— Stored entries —
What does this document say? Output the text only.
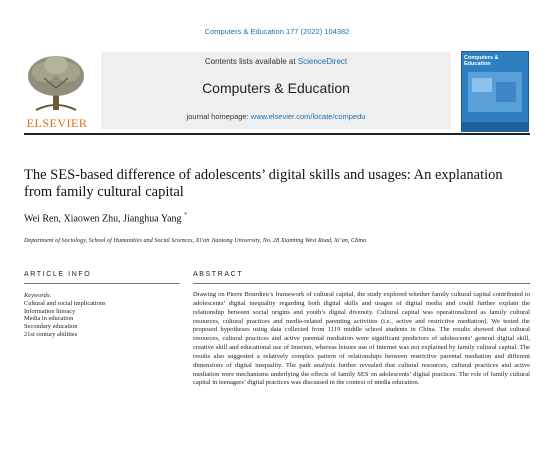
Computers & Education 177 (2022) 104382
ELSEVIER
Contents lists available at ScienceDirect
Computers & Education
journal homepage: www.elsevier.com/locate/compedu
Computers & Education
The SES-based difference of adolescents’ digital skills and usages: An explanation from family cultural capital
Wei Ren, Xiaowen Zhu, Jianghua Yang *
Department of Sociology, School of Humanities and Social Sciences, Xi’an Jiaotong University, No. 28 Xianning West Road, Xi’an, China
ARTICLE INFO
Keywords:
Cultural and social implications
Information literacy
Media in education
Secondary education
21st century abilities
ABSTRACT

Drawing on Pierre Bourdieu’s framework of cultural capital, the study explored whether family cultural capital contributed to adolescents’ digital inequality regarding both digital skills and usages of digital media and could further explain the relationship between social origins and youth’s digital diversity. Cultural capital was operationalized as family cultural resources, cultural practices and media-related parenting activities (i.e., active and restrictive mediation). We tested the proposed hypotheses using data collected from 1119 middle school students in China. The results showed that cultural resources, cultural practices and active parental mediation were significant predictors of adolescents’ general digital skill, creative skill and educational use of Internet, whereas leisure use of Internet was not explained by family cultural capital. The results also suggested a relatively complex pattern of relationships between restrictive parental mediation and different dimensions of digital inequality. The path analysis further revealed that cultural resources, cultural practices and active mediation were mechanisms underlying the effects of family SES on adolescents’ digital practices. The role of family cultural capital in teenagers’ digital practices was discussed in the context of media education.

* * *

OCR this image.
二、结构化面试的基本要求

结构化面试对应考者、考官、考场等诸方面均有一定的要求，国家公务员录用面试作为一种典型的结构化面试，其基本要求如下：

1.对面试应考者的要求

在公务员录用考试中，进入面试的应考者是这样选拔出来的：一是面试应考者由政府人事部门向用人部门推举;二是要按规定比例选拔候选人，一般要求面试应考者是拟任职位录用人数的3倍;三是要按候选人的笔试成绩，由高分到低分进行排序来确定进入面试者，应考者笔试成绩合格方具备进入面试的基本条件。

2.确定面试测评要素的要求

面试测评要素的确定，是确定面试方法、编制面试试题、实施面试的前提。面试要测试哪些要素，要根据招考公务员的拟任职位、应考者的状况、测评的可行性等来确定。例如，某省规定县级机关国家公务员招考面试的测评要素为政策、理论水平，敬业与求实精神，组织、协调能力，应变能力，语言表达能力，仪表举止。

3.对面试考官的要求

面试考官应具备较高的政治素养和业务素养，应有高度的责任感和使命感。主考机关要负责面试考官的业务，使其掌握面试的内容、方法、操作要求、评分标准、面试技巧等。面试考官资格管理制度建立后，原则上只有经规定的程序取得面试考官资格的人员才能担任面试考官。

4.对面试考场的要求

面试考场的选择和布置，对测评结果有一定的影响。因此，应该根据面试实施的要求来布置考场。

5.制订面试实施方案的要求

— Task details —
Copy all lines above containing the string "this".

— Output —
What does this document say? Output the text only.
OCR this image.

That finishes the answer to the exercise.